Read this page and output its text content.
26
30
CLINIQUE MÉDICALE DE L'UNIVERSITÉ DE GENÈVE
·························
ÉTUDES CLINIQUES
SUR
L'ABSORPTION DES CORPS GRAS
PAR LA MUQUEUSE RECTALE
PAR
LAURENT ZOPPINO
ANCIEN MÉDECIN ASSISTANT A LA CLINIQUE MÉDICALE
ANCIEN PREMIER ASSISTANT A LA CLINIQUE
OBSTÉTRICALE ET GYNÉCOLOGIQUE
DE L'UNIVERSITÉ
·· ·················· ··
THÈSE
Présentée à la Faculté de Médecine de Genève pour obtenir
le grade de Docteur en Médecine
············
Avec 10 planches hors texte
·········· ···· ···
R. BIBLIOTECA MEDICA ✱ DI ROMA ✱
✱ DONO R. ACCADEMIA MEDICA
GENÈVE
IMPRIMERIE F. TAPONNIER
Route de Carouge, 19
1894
=====
Task to carry out:
Copy all of the data. Keep every word exactly as it is.

Output for this exercise:
Read this page and output its text content.
26
30
CLINIQUE MÉDICALE DE L'UNIVERSITÉ DE GENÈVE
·························
ÉTUDES CLINIQUES
SUR
L'ABSORPTION DES CORPS GRAS
PAR LA MUQUEUSE RECTALE
PAR
LAURENT ZOPPINO
ANCIEN MÉDECIN ASSISTANT A LA CLINIQUE MÉDICALE
ANCIEN PREMIER ASSISTANT A LA CLINIQUE
OBSTÉTRICALE ET GYNÉCOLOGIQUE
DE L'UNIVERSITÉ
·· ·················· ··
THÈSE
Présentée à la Faculté de Médecine de Genève pour obtenir
le grade de Docteur en Médecine
············
Avec 10 planches hors texte
·········· ···· ···
R. BIBLIOTECA MEDICA ✱ DI ROMA ✱
✱ DONO R. ACCADEMIA MEDICA
GENÈVE
IMPRIMERIE F. TAPONNIER
Route de Carouge, 19
1894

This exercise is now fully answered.